REQUIREMENTS:
Quote all lines below exactly. Images stay out.
****************************************
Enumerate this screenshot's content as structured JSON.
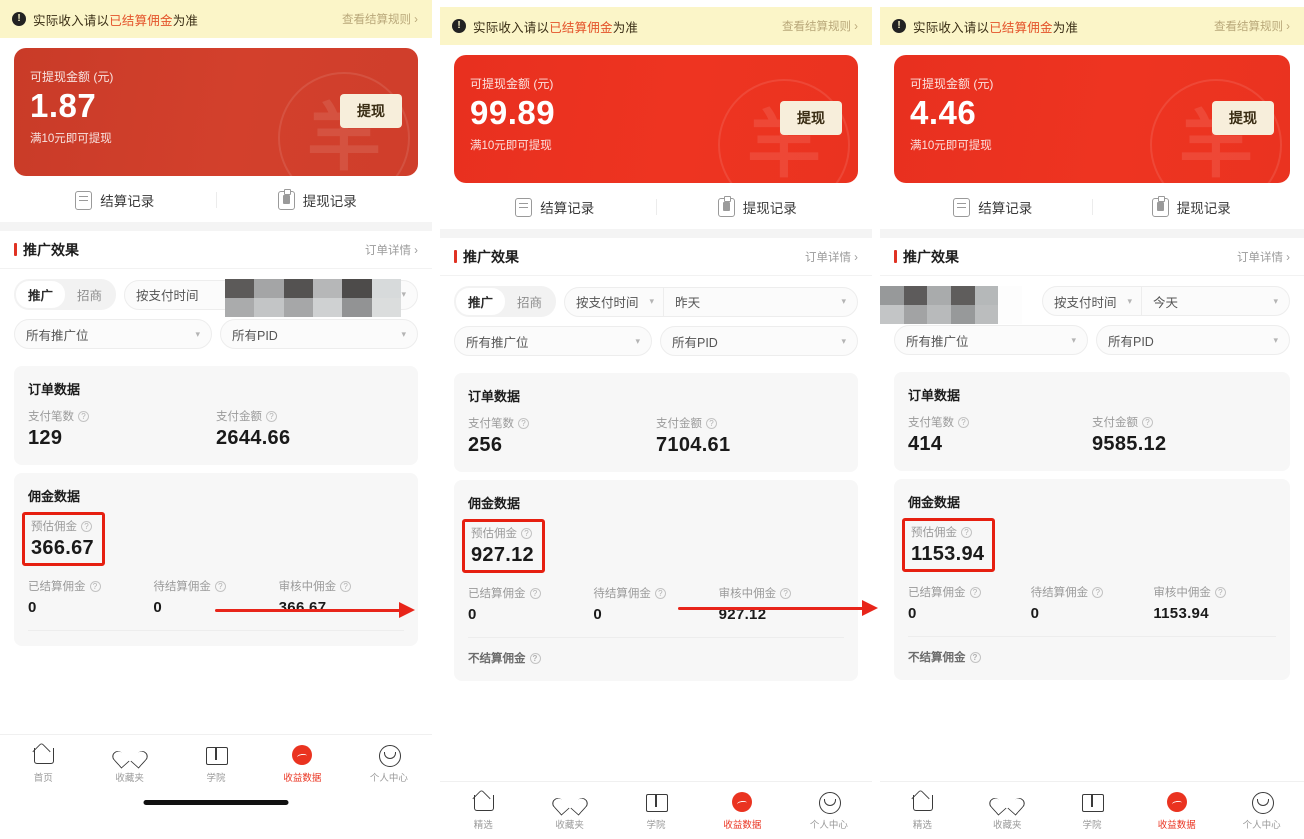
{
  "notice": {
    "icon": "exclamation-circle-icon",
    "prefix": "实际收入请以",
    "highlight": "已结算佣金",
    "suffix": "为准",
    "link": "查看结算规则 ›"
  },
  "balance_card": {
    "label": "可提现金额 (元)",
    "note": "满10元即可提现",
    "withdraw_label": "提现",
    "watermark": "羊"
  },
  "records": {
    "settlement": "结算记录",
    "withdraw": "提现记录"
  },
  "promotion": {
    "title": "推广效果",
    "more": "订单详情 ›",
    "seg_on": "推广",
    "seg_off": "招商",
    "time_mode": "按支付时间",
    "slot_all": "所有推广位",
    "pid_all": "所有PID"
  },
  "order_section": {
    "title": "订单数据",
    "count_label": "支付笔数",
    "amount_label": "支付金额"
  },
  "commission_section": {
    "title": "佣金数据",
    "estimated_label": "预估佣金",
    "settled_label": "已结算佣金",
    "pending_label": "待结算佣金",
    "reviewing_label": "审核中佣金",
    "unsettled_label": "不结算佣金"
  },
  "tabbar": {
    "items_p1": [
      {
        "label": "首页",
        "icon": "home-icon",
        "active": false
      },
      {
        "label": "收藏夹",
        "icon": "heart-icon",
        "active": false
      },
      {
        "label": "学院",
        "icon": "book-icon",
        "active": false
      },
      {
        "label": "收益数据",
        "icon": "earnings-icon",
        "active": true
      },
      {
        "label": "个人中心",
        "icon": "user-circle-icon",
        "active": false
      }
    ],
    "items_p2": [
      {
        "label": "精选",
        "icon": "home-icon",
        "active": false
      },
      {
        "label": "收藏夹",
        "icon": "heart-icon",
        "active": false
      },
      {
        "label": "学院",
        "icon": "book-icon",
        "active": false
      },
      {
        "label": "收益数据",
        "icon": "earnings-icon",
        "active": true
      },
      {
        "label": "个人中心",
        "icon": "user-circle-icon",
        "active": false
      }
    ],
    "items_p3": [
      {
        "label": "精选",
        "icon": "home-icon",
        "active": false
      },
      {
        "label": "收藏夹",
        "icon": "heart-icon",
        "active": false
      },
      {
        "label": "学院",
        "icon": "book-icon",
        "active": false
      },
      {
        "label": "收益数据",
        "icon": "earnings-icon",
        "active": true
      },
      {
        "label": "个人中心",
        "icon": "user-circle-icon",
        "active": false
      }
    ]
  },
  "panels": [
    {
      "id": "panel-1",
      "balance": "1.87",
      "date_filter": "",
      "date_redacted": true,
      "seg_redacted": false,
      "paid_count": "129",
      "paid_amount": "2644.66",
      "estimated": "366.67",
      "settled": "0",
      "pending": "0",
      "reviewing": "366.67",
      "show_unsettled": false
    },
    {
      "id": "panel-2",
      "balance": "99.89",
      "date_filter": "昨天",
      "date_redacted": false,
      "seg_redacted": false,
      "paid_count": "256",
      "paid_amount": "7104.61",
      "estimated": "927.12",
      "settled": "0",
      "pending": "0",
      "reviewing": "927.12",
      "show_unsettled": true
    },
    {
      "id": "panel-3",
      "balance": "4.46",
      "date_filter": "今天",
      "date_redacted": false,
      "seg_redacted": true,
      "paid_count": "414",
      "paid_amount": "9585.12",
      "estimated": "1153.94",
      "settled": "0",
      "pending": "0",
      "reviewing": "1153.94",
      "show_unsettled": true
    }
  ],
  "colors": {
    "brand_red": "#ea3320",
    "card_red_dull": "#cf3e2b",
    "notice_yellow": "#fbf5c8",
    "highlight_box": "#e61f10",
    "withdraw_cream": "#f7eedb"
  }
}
****************************************
OUTPUT:
Enumerate this screenshot's content as structured JSON.
{
  "notice": {
    "icon": "exclamation-circle-icon",
    "prefix": "实际收入请以",
    "highlight": "已结算佣金",
    "suffix": "为准",
    "link": "查看结算规则 ›"
  },
  "balance_card": {
    "label": "可提现金额 (元)",
    "note": "满10元即可提现",
    "withdraw_label": "提现",
    "watermark": "羊"
  },
  "records": {
    "settlement": "结算记录",
    "withdraw": "提现记录"
  },
  "promotion": {
    "title": "推广效果",
    "more": "订单详情 ›",
    "seg_on": "推广",
    "seg_off": "招商",
    "time_mode": "按支付时间",
    "slot_all": "所有推广位",
    "pid_all": "所有PID"
  },
  "order_section": {
    "title": "订单数据",
    "count_label": "支付笔数",
    "amount_label": "支付金额"
  },
  "commission_section": {
    "title": "佣金数据",
    "estimated_label": "预估佣金",
    "settled_label": "已结算佣金",
    "pending_label": "待结算佣金",
    "reviewing_label": "审核中佣金",
    "unsettled_label": "不结算佣金"
  },
  "tabbar": {
    "items_p1": [
      {
        "label": "首页",
        "icon": "home-icon",
        "active": false
      },
      {
        "label": "收藏夹",
        "icon": "heart-icon",
        "active": false
      },
      {
        "label": "学院",
        "icon": "book-icon",
        "active": false
      },
      {
        "label": "收益数据",
        "icon": "earnings-icon",
        "active": true
      },
      {
        "label": "个人中心",
        "icon": "user-circle-icon",
        "active": false
      }
    ],
    "items_p2": [
      {
        "label": "精选",
        "icon": "home-icon",
        "active": false
      },
      {
        "label": "收藏夹",
        "icon": "heart-icon",
        "active": false
      },
      {
        "label": "学院",
        "icon": "book-icon",
        "active": false
      },
      {
        "label": "收益数据",
        "icon": "earnings-icon",
        "active": true
      },
      {
        "label": "个人中心",
        "icon": "user-circle-icon",
        "active": false
      }
    ],
    "items_p3": [
      {
        "label": "精选",
        "icon": "home-icon",
        "active": false
      },
      {
        "label": "收藏夹",
        "icon": "heart-icon",
        "active": false
      },
      {
        "label": "学院",
        "icon": "book-icon",
        "active": false
      },
      {
        "label": "收益数据",
        "icon": "earnings-icon",
        "active": true
      },
      {
        "label": "个人中心",
        "icon": "user-circle-icon",
        "active": false
      }
    ]
  },
  "panels": [
    {
      "id": "panel-1",
      "balance": "1.87",
      "date_filter": "",
      "date_redacted": true,
      "seg_redacted": false,
      "paid_count": "129",
      "paid_amount": "2644.66",
      "estimated": "366.67",
      "settled": "0",
      "pending": "0",
      "reviewing": "366.67",
      "show_unsettled": false
    },
    {
      "id": "panel-2",
      "balance": "99.89",
      "date_filter": "昨天",
      "date_redacted": false,
      "seg_redacted": false,
      "paid_count": "256",
      "paid_amount": "7104.61",
      "estimated": "927.12",
      "settled": "0",
      "pending": "0",
      "reviewing": "927.12",
      "show_unsettled": true
    },
    {
      "id": "panel-3",
      "balance": "4.46",
      "date_filter": "今天",
      "date_redacted": false,
      "seg_redacted": true,
      "paid_count": "414",
      "paid_amount": "9585.12",
      "estimated": "1153.94",
      "settled": "0",
      "pending": "0",
      "reviewing": "1153.94",
      "show_unsettled": true
    }
  ],
  "colors": {
    "brand_red": "#ea3320",
    "card_red_dull": "#cf3e2b",
    "notice_yellow": "#fbf5c8",
    "highlight_box": "#e61f10",
    "withdraw_cream": "#f7eedb"
  }
}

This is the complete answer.